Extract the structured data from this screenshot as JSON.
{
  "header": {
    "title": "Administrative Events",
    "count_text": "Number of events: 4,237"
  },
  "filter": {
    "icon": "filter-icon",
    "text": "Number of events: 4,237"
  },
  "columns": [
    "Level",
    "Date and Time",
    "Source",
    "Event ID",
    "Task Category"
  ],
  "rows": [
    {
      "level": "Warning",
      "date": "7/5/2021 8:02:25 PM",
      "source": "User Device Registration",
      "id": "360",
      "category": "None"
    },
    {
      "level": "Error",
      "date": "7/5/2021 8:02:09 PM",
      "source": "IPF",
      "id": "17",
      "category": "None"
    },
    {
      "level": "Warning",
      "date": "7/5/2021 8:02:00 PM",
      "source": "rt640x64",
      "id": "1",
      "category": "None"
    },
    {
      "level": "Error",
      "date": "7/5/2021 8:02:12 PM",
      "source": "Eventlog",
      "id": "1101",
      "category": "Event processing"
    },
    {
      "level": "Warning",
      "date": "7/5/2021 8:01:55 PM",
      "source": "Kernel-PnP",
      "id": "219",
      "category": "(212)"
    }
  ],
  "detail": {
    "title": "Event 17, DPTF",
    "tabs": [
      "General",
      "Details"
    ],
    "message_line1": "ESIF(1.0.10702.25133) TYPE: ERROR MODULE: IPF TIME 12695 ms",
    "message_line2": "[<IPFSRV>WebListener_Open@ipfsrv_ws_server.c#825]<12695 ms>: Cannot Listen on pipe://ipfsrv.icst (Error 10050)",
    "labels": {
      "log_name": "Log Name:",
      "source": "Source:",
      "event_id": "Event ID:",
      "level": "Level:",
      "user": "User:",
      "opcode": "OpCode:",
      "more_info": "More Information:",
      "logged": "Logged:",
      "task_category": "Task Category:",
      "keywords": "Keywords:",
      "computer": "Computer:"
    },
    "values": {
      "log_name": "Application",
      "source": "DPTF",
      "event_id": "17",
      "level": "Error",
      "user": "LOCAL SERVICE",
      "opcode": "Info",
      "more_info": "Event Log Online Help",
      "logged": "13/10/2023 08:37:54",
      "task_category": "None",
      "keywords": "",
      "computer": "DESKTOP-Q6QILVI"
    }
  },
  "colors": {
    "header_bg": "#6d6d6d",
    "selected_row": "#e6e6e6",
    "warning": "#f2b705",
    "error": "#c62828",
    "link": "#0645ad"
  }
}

→ DIRECTIONS FOR THIS TASK
Exactly as shown above, return every record.

→ RESPONSE FOR THIS EXERCISE
Extract the structured data from this screenshot as JSON.
{
  "header": {
    "title": "Administrative Events",
    "count_text": "Number of events: 4,237"
  },
  "filter": {
    "icon": "filter-icon",
    "text": "Number of events: 4,237"
  },
  "columns": [
    "Level",
    "Date and Time",
    "Source",
    "Event ID",
    "Task Category"
  ],
  "rows": [
    {
      "level": "Warning",
      "date": "7/5/2021 8:02:25 PM",
      "source": "User Device Registration",
      "id": "360",
      "category": "None"
    },
    {
      "level": "Error",
      "date": "7/5/2021 8:02:09 PM",
      "source": "IPF",
      "id": "17",
      "category": "None"
    },
    {
      "level": "Warning",
      "date": "7/5/2021 8:02:00 PM",
      "source": "rt640x64",
      "id": "1",
      "category": "None"
    },
    {
      "level": "Error",
      "date": "7/5/2021 8:02:12 PM",
      "source": "Eventlog",
      "id": "1101",
      "category": "Event processing"
    },
    {
      "level": "Warning",
      "date": "7/5/2021 8:01:55 PM",
      "source": "Kernel-PnP",
      "id": "219",
      "category": "(212)"
    }
  ],
  "detail": {
    "title": "Event 17, DPTF",
    "tabs": [
      "General",
      "Details"
    ],
    "message_line1": "ESIF(1.0.10702.25133) TYPE: ERROR MODULE: IPF TIME 12695 ms",
    "message_line2": "[<IPFSRV>WebListener_Open@ipfsrv_ws_server.c#825]<12695 ms>: Cannot Listen on pipe://ipfsrv.icst (Error 10050)",
    "labels": {
      "log_name": "Log Name:",
      "source": "Source:",
      "event_id": "Event ID:",
      "level": "Level:",
      "user": "User:",
      "opcode": "OpCode:",
      "more_info": "More Information:",
      "logged": "Logged:",
      "task_category": "Task Category:",
      "keywords": "Keywords:",
      "computer": "Computer:"
    },
    "values": {
      "log_name": "Application",
      "source": "DPTF",
      "event_id": "17",
      "level": "Error",
      "user": "LOCAL SERVICE",
      "opcode": "Info",
      "more_info": "Event Log Online Help",
      "logged": "13/10/2023 08:37:54",
      "task_category": "None",
      "keywords": "",
      "computer": "DESKTOP-Q6QILVI"
    }
  },
  "colors": {
    "header_bg": "#6d6d6d",
    "selected_row": "#e6e6e6",
    "warning": "#f2b705",
    "error": "#c62828",
    "link": "#0645ad"
  }
}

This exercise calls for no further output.